What the exercise asks: Write out every single entry exactly.

Data provided:
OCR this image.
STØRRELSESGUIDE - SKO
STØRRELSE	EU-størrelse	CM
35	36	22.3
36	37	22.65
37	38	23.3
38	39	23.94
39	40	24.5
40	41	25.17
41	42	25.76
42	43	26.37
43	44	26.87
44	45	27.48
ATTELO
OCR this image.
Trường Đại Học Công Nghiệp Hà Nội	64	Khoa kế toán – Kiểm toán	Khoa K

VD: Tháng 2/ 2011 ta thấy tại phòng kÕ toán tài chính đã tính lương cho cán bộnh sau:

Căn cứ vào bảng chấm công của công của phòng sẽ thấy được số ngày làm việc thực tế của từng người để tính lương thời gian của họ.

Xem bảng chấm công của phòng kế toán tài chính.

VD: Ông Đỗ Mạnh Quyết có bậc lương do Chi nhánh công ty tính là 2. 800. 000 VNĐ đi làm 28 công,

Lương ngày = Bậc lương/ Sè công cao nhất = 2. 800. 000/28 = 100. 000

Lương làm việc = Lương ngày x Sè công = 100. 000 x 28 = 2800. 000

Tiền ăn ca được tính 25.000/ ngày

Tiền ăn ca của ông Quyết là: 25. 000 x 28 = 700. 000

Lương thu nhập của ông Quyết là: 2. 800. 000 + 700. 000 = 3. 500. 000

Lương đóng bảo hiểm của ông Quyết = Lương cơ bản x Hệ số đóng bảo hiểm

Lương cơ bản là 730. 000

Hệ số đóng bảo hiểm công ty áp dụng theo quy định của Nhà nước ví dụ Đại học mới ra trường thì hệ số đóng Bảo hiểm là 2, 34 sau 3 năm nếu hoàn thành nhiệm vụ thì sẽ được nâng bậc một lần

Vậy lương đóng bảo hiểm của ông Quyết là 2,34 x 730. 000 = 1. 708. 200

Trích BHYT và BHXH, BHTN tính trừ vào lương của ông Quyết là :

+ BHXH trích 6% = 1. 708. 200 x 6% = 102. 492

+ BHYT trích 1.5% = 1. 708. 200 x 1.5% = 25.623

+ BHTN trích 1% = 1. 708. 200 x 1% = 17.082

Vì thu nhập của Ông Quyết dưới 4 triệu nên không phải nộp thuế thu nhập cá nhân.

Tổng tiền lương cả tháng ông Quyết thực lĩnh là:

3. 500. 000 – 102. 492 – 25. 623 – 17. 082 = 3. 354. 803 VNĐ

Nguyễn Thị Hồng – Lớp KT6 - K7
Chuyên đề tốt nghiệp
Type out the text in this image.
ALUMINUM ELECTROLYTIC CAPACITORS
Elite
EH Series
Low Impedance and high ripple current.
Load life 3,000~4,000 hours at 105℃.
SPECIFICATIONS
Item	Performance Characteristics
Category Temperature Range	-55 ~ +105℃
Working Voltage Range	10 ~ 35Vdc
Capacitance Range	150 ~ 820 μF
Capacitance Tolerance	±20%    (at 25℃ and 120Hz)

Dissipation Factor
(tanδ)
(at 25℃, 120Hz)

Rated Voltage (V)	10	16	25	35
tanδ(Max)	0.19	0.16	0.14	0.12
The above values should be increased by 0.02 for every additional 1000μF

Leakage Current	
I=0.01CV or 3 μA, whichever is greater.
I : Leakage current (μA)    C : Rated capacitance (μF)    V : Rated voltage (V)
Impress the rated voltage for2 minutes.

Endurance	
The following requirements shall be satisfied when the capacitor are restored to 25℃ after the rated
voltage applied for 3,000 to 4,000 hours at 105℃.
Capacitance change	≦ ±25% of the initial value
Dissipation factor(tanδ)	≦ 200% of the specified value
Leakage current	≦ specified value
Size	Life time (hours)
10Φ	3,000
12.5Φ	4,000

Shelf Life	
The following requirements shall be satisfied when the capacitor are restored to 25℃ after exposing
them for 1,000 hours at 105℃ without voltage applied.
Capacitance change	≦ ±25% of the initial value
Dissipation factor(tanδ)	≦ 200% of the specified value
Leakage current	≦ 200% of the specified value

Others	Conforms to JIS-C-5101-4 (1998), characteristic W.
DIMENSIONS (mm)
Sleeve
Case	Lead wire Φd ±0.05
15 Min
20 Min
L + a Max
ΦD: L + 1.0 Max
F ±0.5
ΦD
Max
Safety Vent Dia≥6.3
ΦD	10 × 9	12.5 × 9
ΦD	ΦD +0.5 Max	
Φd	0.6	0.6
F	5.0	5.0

Full solution:
OCR this image.
STØRRELSESGUIDE - SKO
STØRRELSE	EU-størrelse	CM
35	36	22.3
36	37	22.65
37	38	23.3
38	39	23.94
39	40	24.5
40	41	25.17
41	42	25.76
42	43	26.37
43	44	26.87
44	45	27.48
ATTELO
OCR this image.
Trường Đại Học Công Nghiệp Hà Nội	64	Khoa kế toán – Kiểm toán	Khoa K

VD: Tháng 2/ 2011 ta thấy tại phòng kÕ toán tài chính đã tính lương cho cán bộnh sau:

Căn cứ vào bảng chấm công của công của phòng sẽ thấy được số ngày làm việc thực tế của từng người để tính lương thời gian của họ.

Xem bảng chấm công của phòng kế toán tài chính.

VD: Ông Đỗ Mạnh Quyết có bậc lương do Chi nhánh công ty tính là 2. 800. 000 VNĐ đi làm 28 công,

Lương ngày = Bậc lương/ Sè công cao nhất = 2. 800. 000/28 = 100. 000

Lương làm việc = Lương ngày x Sè công = 100. 000 x 28 = 2800. 000

Tiền ăn ca được tính 25.000/ ngày

Tiền ăn ca của ông Quyết là: 25. 000 x 28 = 700. 000

Lương thu nhập của ông Quyết là: 2. 800. 000 + 700. 000 = 3. 500. 000

Lương đóng bảo hiểm của ông Quyết = Lương cơ bản x Hệ số đóng bảo hiểm

Lương cơ bản là 730. 000

Hệ số đóng bảo hiểm công ty áp dụng theo quy định của Nhà nước ví dụ Đại học mới ra trường thì hệ số đóng Bảo hiểm là 2, 34 sau 3 năm nếu hoàn thành nhiệm vụ thì sẽ được nâng bậc một lần

Vậy lương đóng bảo hiểm của ông Quyết là 2,34 x 730. 000 = 1. 708. 200

Trích BHYT và BHXH, BHTN tính trừ vào lương của ông Quyết là :

+ BHXH trích 6% = 1. 708. 200 x 6% = 102. 492

+ BHYT trích 1.5% = 1. 708. 200 x 1.5% = 25.623

+ BHTN trích 1% = 1. 708. 200 x 1% = 17.082

Vì thu nhập của Ông Quyết dưới 4 triệu nên không phải nộp thuế thu nhập cá nhân.

Tổng tiền lương cả tháng ông Quyết thực lĩnh là:

3. 500. 000 – 102. 492 – 25. 623 – 17. 082 = 3. 354. 803 VNĐ

Nguyễn Thị Hồng – Lớp KT6 - K7
Chuyên đề tốt nghiệp
Type out the text in this image.
ALUMINUM ELECTROLYTIC CAPACITORS
Elite
EH Series
Low Impedance and high ripple current.
Load life 3,000~4,000 hours at 105℃.
SPECIFICATIONS
Item	Performance Characteristics
Category Temperature Range	-55 ~ +105℃
Working Voltage Range	10 ~ 35Vdc
Capacitance Range	150 ~ 820 μF
Capacitance Tolerance	±20%    (at 25℃ and 120Hz)

Dissipation Factor
(tanδ)
(at 25℃, 120Hz)

Rated Voltage (V)	10	16	25	35
tanδ(Max)	0.19	0.16	0.14	0.12
The above values should be increased by 0.02 for every additional 1000μF

Leakage Current	
I=0.01CV or 3 μA, whichever is greater.
I : Leakage current (μA)    C : Rated capacitance (μF)    V : Rated voltage (V)
Impress the rated voltage for2 minutes.

Endurance	
The following requirements shall be satisfied when the capacitor are restored to 25℃ after the rated
voltage applied for 3,000 to 4,000 hours at 105℃.
Capacitance change	≦ ±25% of the initial value
Dissipation factor(tanδ)	≦ 200% of the specified value
Leakage current	≦ specified value
Size	Life time (hours)
10Φ	3,000
12.5Φ	4,000

Shelf Life	
The following requirements shall be satisfied when the capacitor are restored to 25℃ after exposing
them for 1,000 hours at 105℃ without voltage applied.
Capacitance change	≦ ±25% of the initial value
Dissipation factor(tanδ)	≦ 200% of the specified value
Leakage current	≦ 200% of the specified value

Others	Conforms to JIS-C-5101-4 (1998), characteristic W.
DIMENSIONS (mm)
Sleeve
Case	Lead wire Φd ±0.05
15 Min
20 Min
L + a Max
ΦD: L + 1.0 Max
F ±0.5
ΦD
Max
Safety Vent Dia≥6.3
ΦD	10 × 9	12.5 × 9
ΦD	ΦD +0.5 Max	
Φd	0.6	0.6
F	5.0	5.0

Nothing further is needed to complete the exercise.